Exclude any images and output the remaining records exactly.

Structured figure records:
>>

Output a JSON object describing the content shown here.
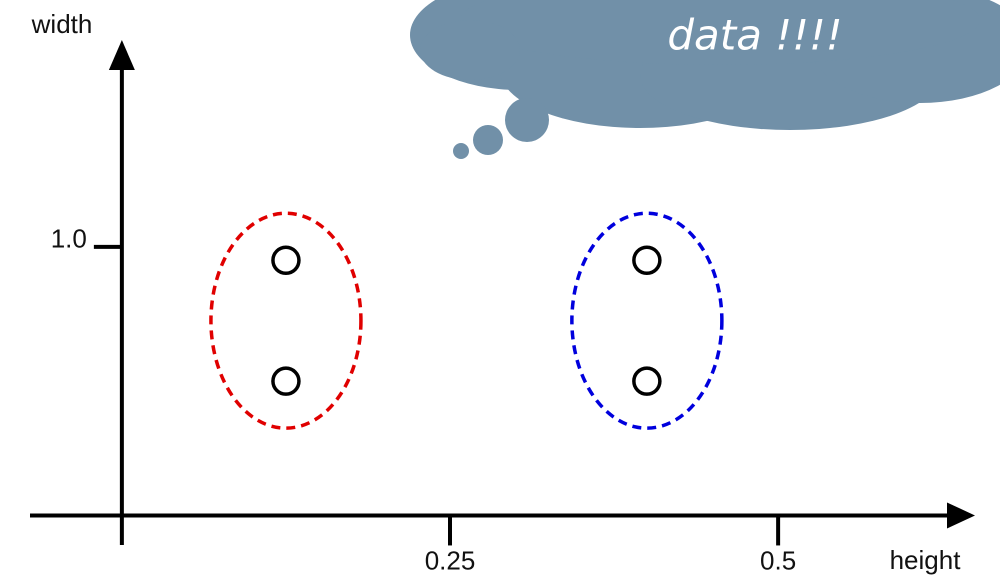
{
  "chart_data": {
    "type": "scatter",
    "x_label": "height",
    "y_label": "width",
    "annotation": "data !!!!",
    "xlim": [
      -0.07,
      0.65
    ],
    "ylim": [
      -0.11,
      1.77
    ],
    "xticks": [
      0.25,
      0.5
    ],
    "yticks": [
      {
        "value": 1,
        "label": "1.0"
      }
    ],
    "series": [
      {
        "color": "#e00000",
        "x": [
          0.125,
          0.125
        ],
        "values": [
          0.95,
          0.5
        ]
      },
      {
        "color": "#0000dd",
        "x": [
          0.4,
          0.4
        ],
        "values": [
          0.95,
          0.5
        ]
      }
    ]
  }
}
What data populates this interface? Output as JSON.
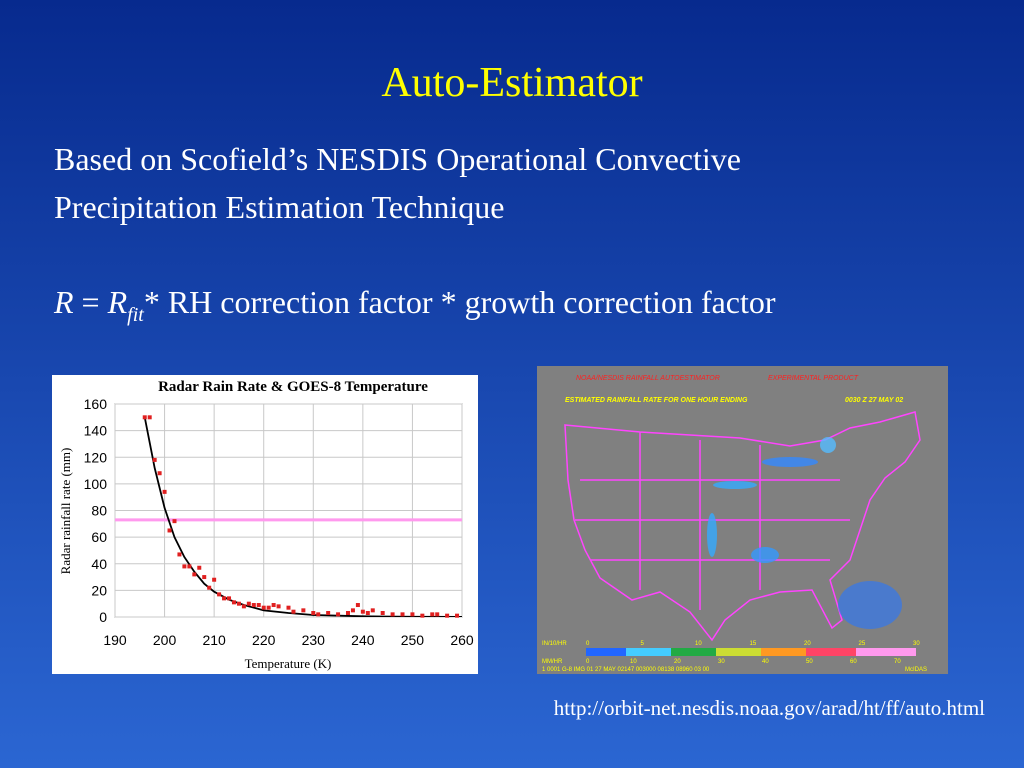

<<

• _FINAL RESULT_:
Output a JSON object describing the content shown here.
{
  "chart_data": {
    "type": "scatter",
    "x_label": "height",
    "y_label": "width",
    "annotation": "data !!!!",
    "xlim": [
      -0.07,
      0.65
    ],
    "ylim": [
      -0.11,
      1.77
    ],
    "xticks": [
      0.25,
      0.5
    ],
    "yticks": [
      {
        "value": 1,
        "label": "1.0"
      }
    ],
    "series": [
      {
        "color": "#e00000",
        "x": [
          0.125,
          0.125
        ],
        "values": [
          0.95,
          0.5
        ]
      },
      {
        "color": "#0000dd",
        "x": [
          0.4,
          0.4
        ],
        "values": [
          0.95,
          0.5
        ]
      }
    ]
  }
}
What data populates this interface? Output as JSON.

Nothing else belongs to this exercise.